# PROBLEM DETAILS
What follows is a set of records; restate each one word for word and drop the pictures.
>>
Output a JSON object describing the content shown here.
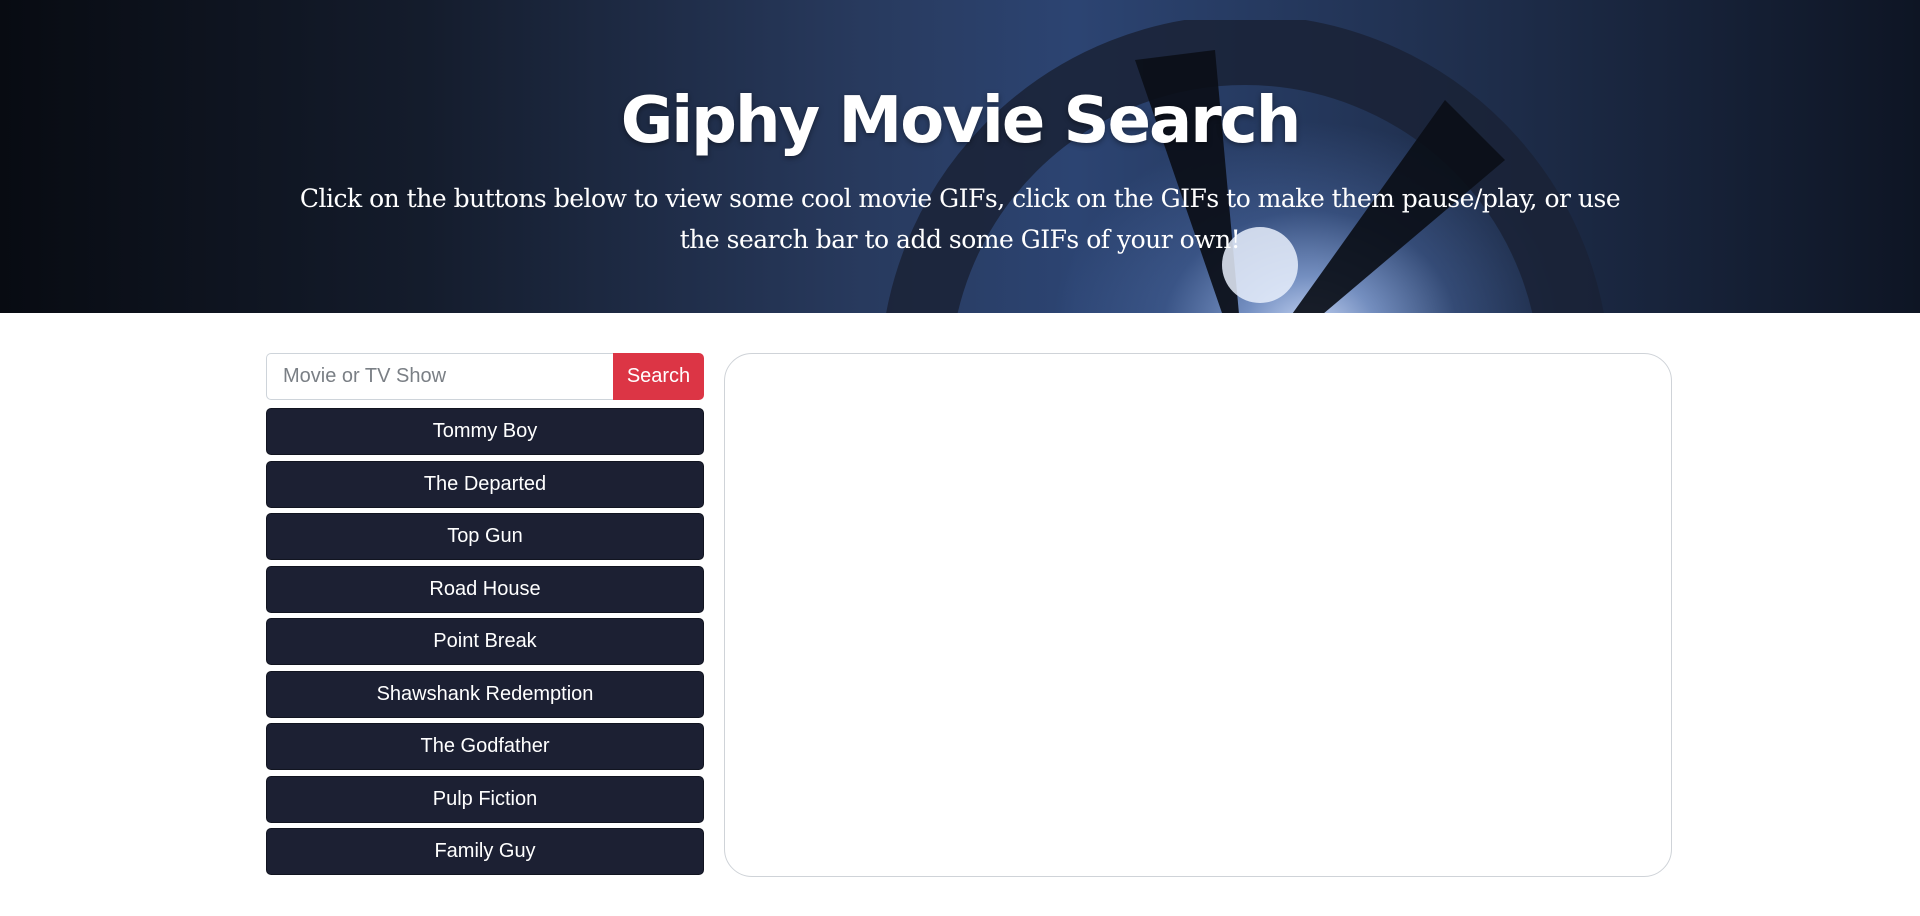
{
  "header": {
    "title": "Giphy Movie Search",
    "subtitle": "Click on the buttons below to view some cool movie GIFs, click on the GIFs to make them pause/play, or use the search bar to add some GIFs of your own!"
  },
  "search": {
    "placeholder": "Movie or TV Show",
    "value": "",
    "button_label": "Search"
  },
  "movies": [
    "Tommy Boy",
    "The Departed",
    "Top Gun",
    "Road House",
    "Point Break",
    "Shawshank Redemption",
    "The Godfather",
    "Pulp Fiction",
    "Family Guy"
  ],
  "colors": {
    "search_button": "#dc3545",
    "movie_button": "#1c2033"
  }
}
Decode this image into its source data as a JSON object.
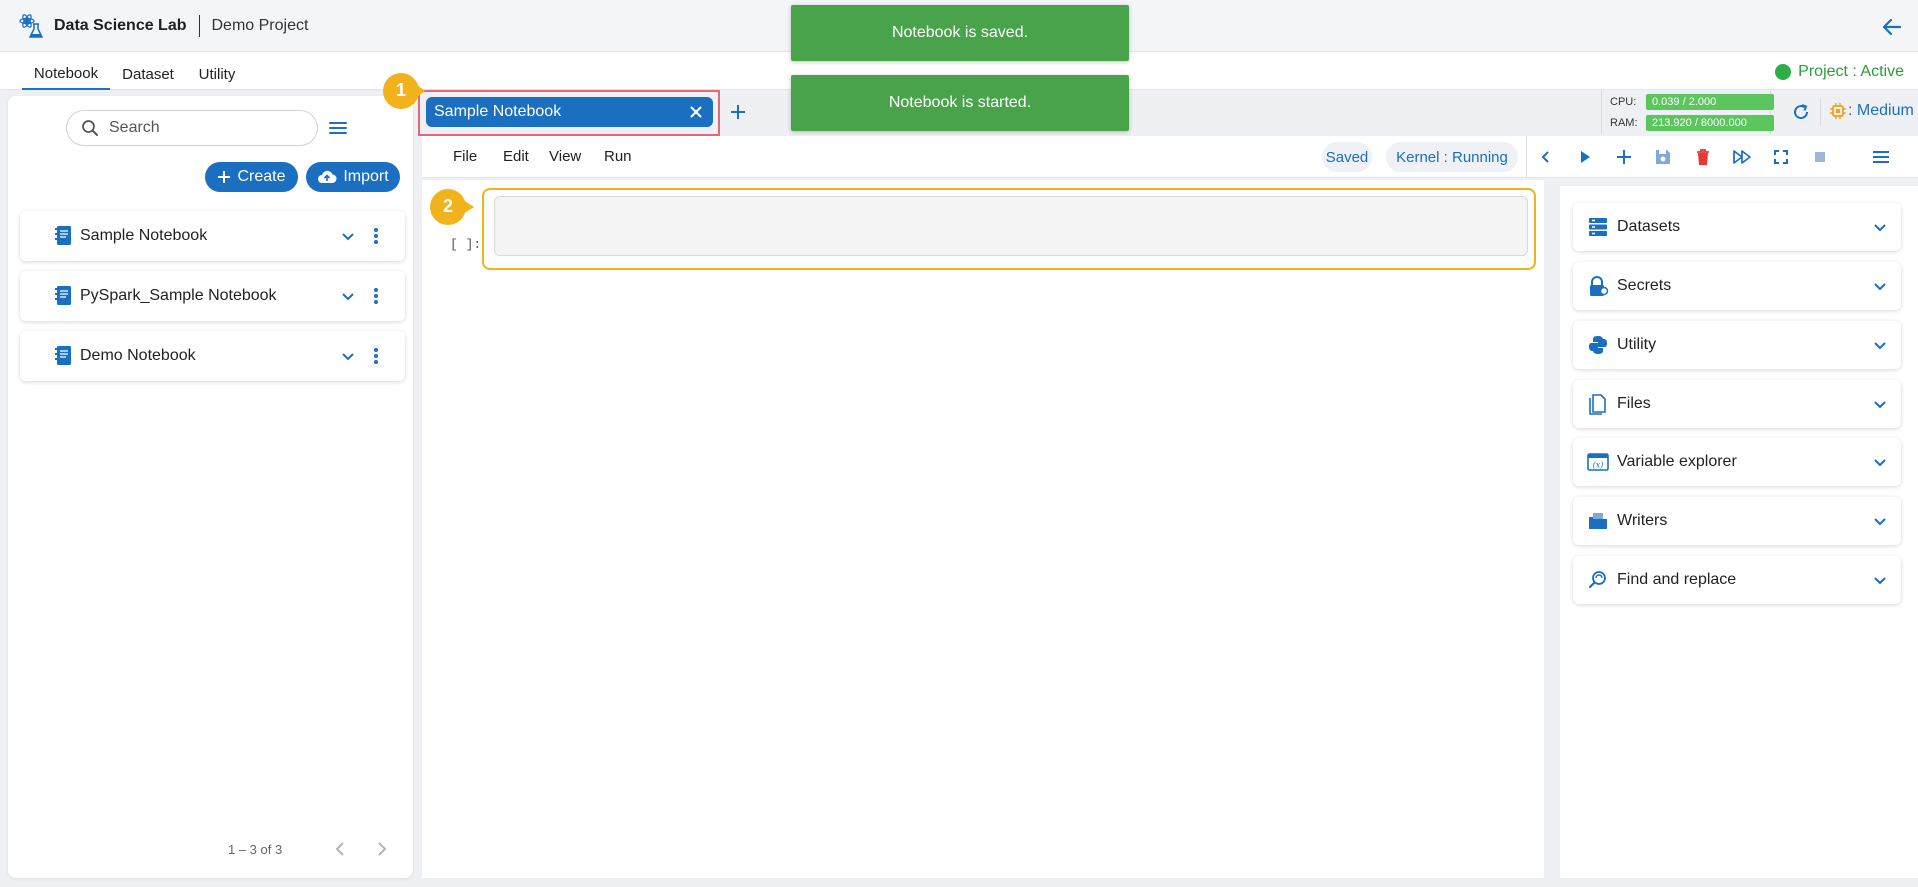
<<
# REPLY TO THE EXERCISE
Output a JSON object describing the content shown here.
{
  "header": {
    "title": "Giphy Movie Search",
    "subtitle": "Click on the buttons below to view some cool movie GIFs, click on the GIFs to make them pause/play, or use the search bar to add some GIFs of your own!"
  },
  "search": {
    "placeholder": "Movie or TV Show",
    "value": "",
    "button_label": "Search"
  },
  "movies": [
    "Tommy Boy",
    "The Departed",
    "Top Gun",
    "Road House",
    "Point Break",
    "Shawshank Redemption",
    "The Godfather",
    "Pulp Fiction",
    "Family Guy"
  ],
  "colors": {
    "search_button": "#dc3545",
    "movie_button": "#1c2033"
  }
}
Decode this image into its source data as a JSON object.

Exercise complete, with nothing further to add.